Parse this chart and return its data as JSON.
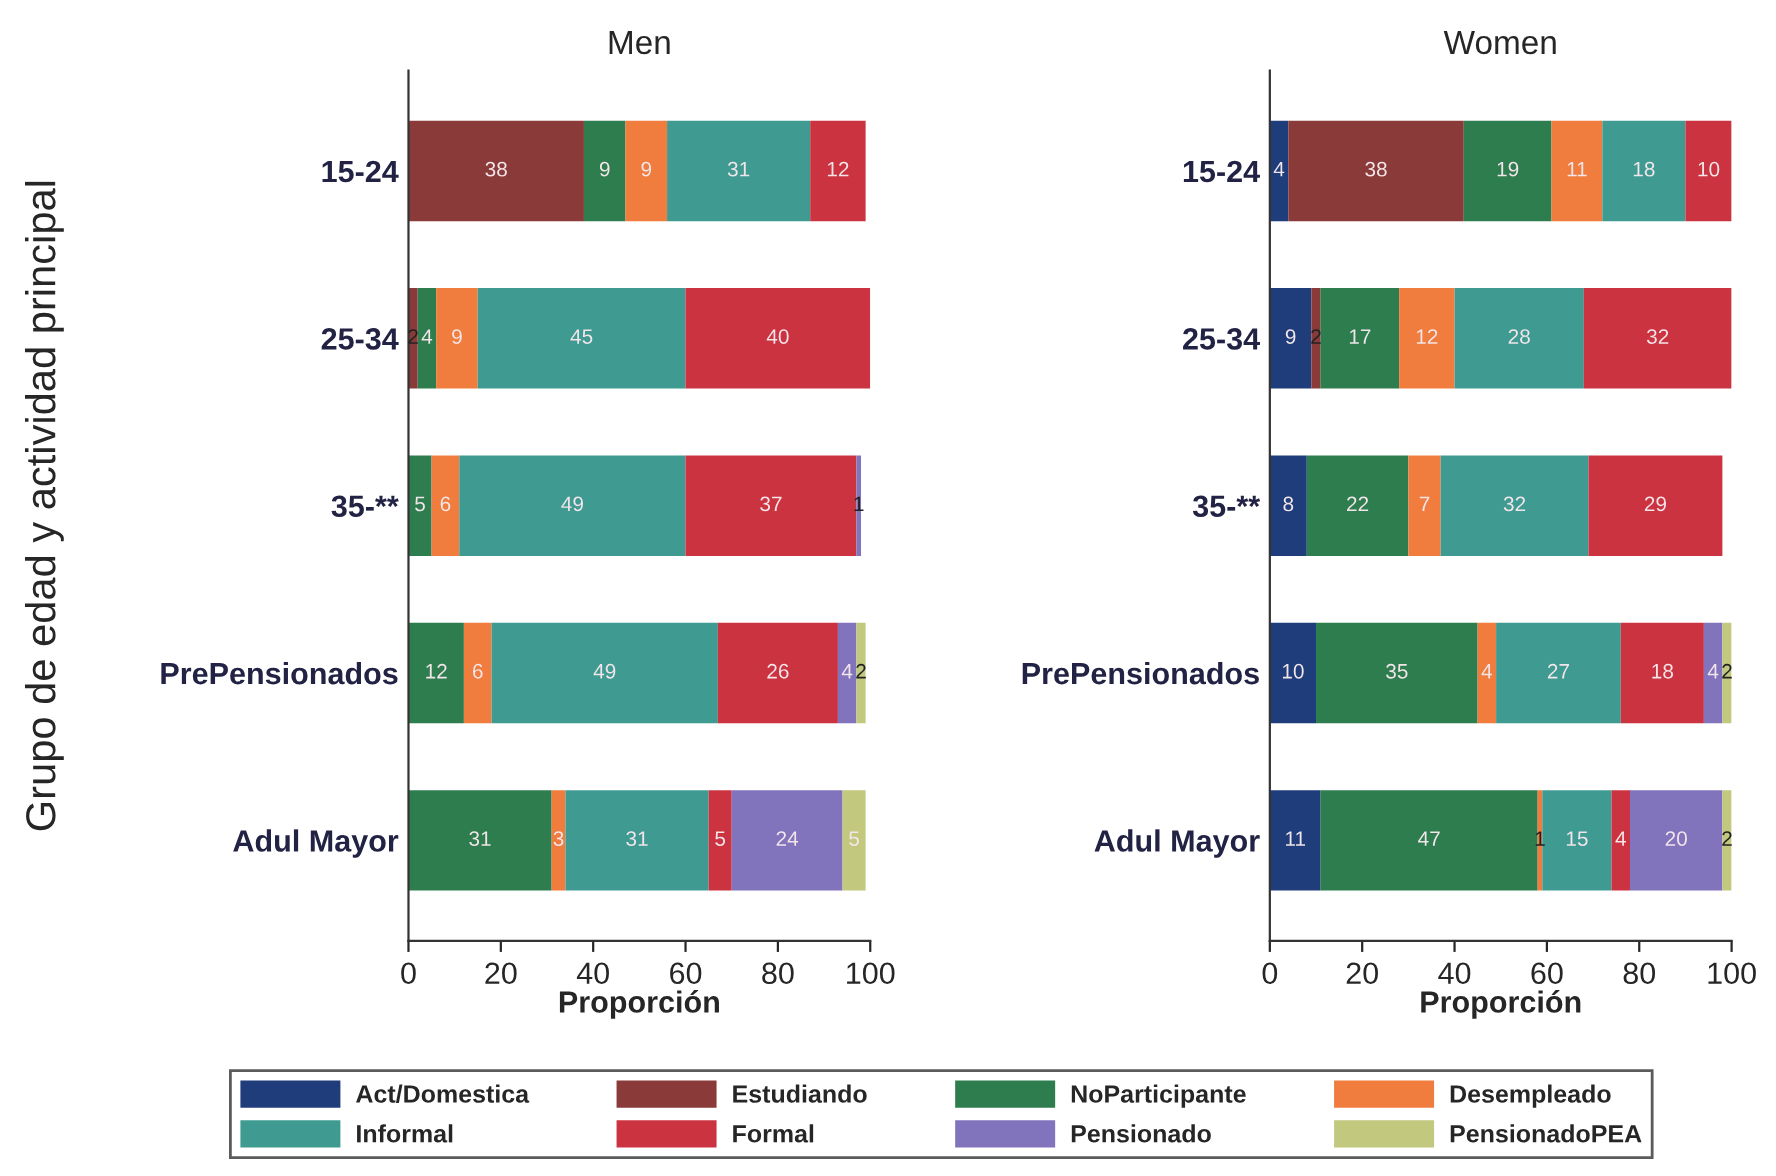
{
  "chart_data": [
    {
      "type": "bar",
      "title": "Men",
      "xlabel": "Proporción",
      "ylabel": "Grupo de edad y actividad principal",
      "orientation": "horizontal",
      "stacked": true,
      "xlim": [
        0,
        100
      ],
      "xticks": [
        0,
        20,
        40,
        60,
        80,
        100
      ],
      "grid": false,
      "categories": [
        "15-24",
        "25-34",
        "35-**",
        "PrePensionados",
        "Adul Mayor"
      ],
      "series": [
        {
          "color": "#8b3a3a",
          "values": [
            38,
            2,
            0,
            0,
            0
          ],
          "value_labels": [
            "38",
            "2",
            null,
            null,
            null
          ]
        },
        {
          "color": "#2e7d4f",
          "values": [
            9,
            4,
            5,
            12,
            31
          ],
          "value_labels": [
            "9",
            "4",
            "5",
            "12",
            "31"
          ]
        },
        {
          "color": "#f07c3e",
          "values": [
            9,
            9,
            6,
            6,
            3
          ],
          "value_labels": [
            "9",
            "9",
            "6",
            "6",
            "3"
          ]
        },
        {
          "color": "#3f9b92",
          "values": [
            31,
            45,
            49,
            49,
            31
          ],
          "value_labels": [
            "31",
            "45",
            "49",
            "49",
            "31"
          ]
        },
        {
          "color": "#cc3340",
          "values": [
            12,
            40,
            37,
            26,
            5
          ],
          "value_labels": [
            "12",
            "40",
            "37",
            "26",
            "5"
          ]
        },
        {
          "color": "#8273bd",
          "values": [
            0,
            0,
            1,
            4,
            24
          ],
          "value_labels": [
            null,
            null,
            "1",
            "4",
            "24"
          ]
        },
        {
          "color": "#c2c97f",
          "values": [
            0,
            0,
            0,
            2,
            5
          ],
          "value_labels": [
            null,
            null,
            null,
            "2",
            "5"
          ]
        }
      ]
    },
    {
      "type": "bar",
      "title": "Women",
      "xlabel": "Proporción",
      "orientation": "horizontal",
      "stacked": true,
      "xlim": [
        0,
        100
      ],
      "xticks": [
        0,
        20,
        40,
        60,
        80,
        100
      ],
      "grid": false,
      "legend": "bottom",
      "categories": [
        "15-24",
        "25-34",
        "35-**",
        "PrePensionados",
        "Adul Mayor"
      ],
      "series": [
        {
          "name": "Act/Domestica",
          "color": "#1f3d7a",
          "values": [
            4,
            9,
            8,
            10,
            11
          ],
          "value_labels": [
            "4",
            "9",
            "8",
            "10",
            "11"
          ]
        },
        {
          "name": "Estudiando",
          "color": "#8b3a3a",
          "values": [
            38,
            2,
            0,
            0,
            0
          ],
          "value_labels": [
            "38",
            "2",
            null,
            null,
            null
          ]
        },
        {
          "name": "NoParticipante",
          "color": "#2e7d4f",
          "values": [
            19,
            17,
            22,
            35,
            47
          ],
          "value_labels": [
            "19",
            "17",
            "22",
            "35",
            "47"
          ]
        },
        {
          "name": "Desempleado",
          "color": "#f07c3e",
          "values": [
            11,
            12,
            7,
            4,
            1
          ],
          "value_labels": [
            "11",
            "12",
            "7",
            "4",
            "1"
          ]
        },
        {
          "name": "Informal",
          "color": "#3f9b92",
          "values": [
            18,
            28,
            32,
            27,
            15
          ],
          "value_labels": [
            "18",
            "28",
            "32",
            "27",
            "15"
          ]
        },
        {
          "name": "Formal",
          "color": "#cc3340",
          "values": [
            10,
            32,
            29,
            18,
            4
          ],
          "value_labels": [
            "10",
            "32",
            "29",
            "18",
            "4"
          ]
        },
        {
          "name": "Pensionado",
          "color": "#8273bd",
          "values": [
            0,
            0,
            0,
            4,
            20
          ],
          "value_labels": [
            null,
            null,
            null,
            "4",
            "20"
          ]
        },
        {
          "name": "PensionadoPEA",
          "color": "#c2c97f",
          "values": [
            0,
            0,
            0,
            2,
            2
          ],
          "value_labels": [
            null,
            null,
            null,
            "2",
            "2"
          ]
        }
      ]
    }
  ]
}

-=-=-=-=-

Leave the pictures out and write out every entry exactly as given.

* **Reply**
Parse this chart and return its data as JSON.
{
  "chart_data": [
    {
      "type": "bar",
      "title": "Men",
      "xlabel": "Proporción",
      "ylabel": "Grupo de edad y actividad principal",
      "orientation": "horizontal",
      "stacked": true,
      "xlim": [
        0,
        100
      ],
      "xticks": [
        0,
        20,
        40,
        60,
        80,
        100
      ],
      "grid": false,
      "categories": [
        "15-24",
        "25-34",
        "35-**",
        "PrePensionados",
        "Adul Mayor"
      ],
      "series": [
        {
          "color": "#8b3a3a",
          "values": [
            38,
            2,
            0,
            0,
            0
          ],
          "value_labels": [
            "38",
            "2",
            null,
            null,
            null
          ]
        },
        {
          "color": "#2e7d4f",
          "values": [
            9,
            4,
            5,
            12,
            31
          ],
          "value_labels": [
            "9",
            "4",
            "5",
            "12",
            "31"
          ]
        },
        {
          "color": "#f07c3e",
          "values": [
            9,
            9,
            6,
            6,
            3
          ],
          "value_labels": [
            "9",
            "9",
            "6",
            "6",
            "3"
          ]
        },
        {
          "color": "#3f9b92",
          "values": [
            31,
            45,
            49,
            49,
            31
          ],
          "value_labels": [
            "31",
            "45",
            "49",
            "49",
            "31"
          ]
        },
        {
          "color": "#cc3340",
          "values": [
            12,
            40,
            37,
            26,
            5
          ],
          "value_labels": [
            "12",
            "40",
            "37",
            "26",
            "5"
          ]
        },
        {
          "color": "#8273bd",
          "values": [
            0,
            0,
            1,
            4,
            24
          ],
          "value_labels": [
            null,
            null,
            "1",
            "4",
            "24"
          ]
        },
        {
          "color": "#c2c97f",
          "values": [
            0,
            0,
            0,
            2,
            5
          ],
          "value_labels": [
            null,
            null,
            null,
            "2",
            "5"
          ]
        }
      ]
    },
    {
      "type": "bar",
      "title": "Women",
      "xlabel": "Proporción",
      "orientation": "horizontal",
      "stacked": true,
      "xlim": [
        0,
        100
      ],
      "xticks": [
        0,
        20,
        40,
        60,
        80,
        100
      ],
      "grid": false,
      "legend": "bottom",
      "categories": [
        "15-24",
        "25-34",
        "35-**",
        "PrePensionados",
        "Adul Mayor"
      ],
      "series": [
        {
          "name": "Act/Domestica",
          "color": "#1f3d7a",
          "values": [
            4,
            9,
            8,
            10,
            11
          ],
          "value_labels": [
            "4",
            "9",
            "8",
            "10",
            "11"
          ]
        },
        {
          "name": "Estudiando",
          "color": "#8b3a3a",
          "values": [
            38,
            2,
            0,
            0,
            0
          ],
          "value_labels": [
            "38",
            "2",
            null,
            null,
            null
          ]
        },
        {
          "name": "NoParticipante",
          "color": "#2e7d4f",
          "values": [
            19,
            17,
            22,
            35,
            47
          ],
          "value_labels": [
            "19",
            "17",
            "22",
            "35",
            "47"
          ]
        },
        {
          "name": "Desempleado",
          "color": "#f07c3e",
          "values": [
            11,
            12,
            7,
            4,
            1
          ],
          "value_labels": [
            "11",
            "12",
            "7",
            "4",
            "1"
          ]
        },
        {
          "name": "Informal",
          "color": "#3f9b92",
          "values": [
            18,
            28,
            32,
            27,
            15
          ],
          "value_labels": [
            "18",
            "28",
            "32",
            "27",
            "15"
          ]
        },
        {
          "name": "Formal",
          "color": "#cc3340",
          "values": [
            10,
            32,
            29,
            18,
            4
          ],
          "value_labels": [
            "10",
            "32",
            "29",
            "18",
            "4"
          ]
        },
        {
          "name": "Pensionado",
          "color": "#8273bd",
          "values": [
            0,
            0,
            0,
            4,
            20
          ],
          "value_labels": [
            null,
            null,
            null,
            "4",
            "20"
          ]
        },
        {
          "name": "PensionadoPEA",
          "color": "#c2c97f",
          "values": [
            0,
            0,
            0,
            2,
            2
          ],
          "value_labels": [
            null,
            null,
            null,
            "2",
            "2"
          ]
        }
      ]
    }
  ]
}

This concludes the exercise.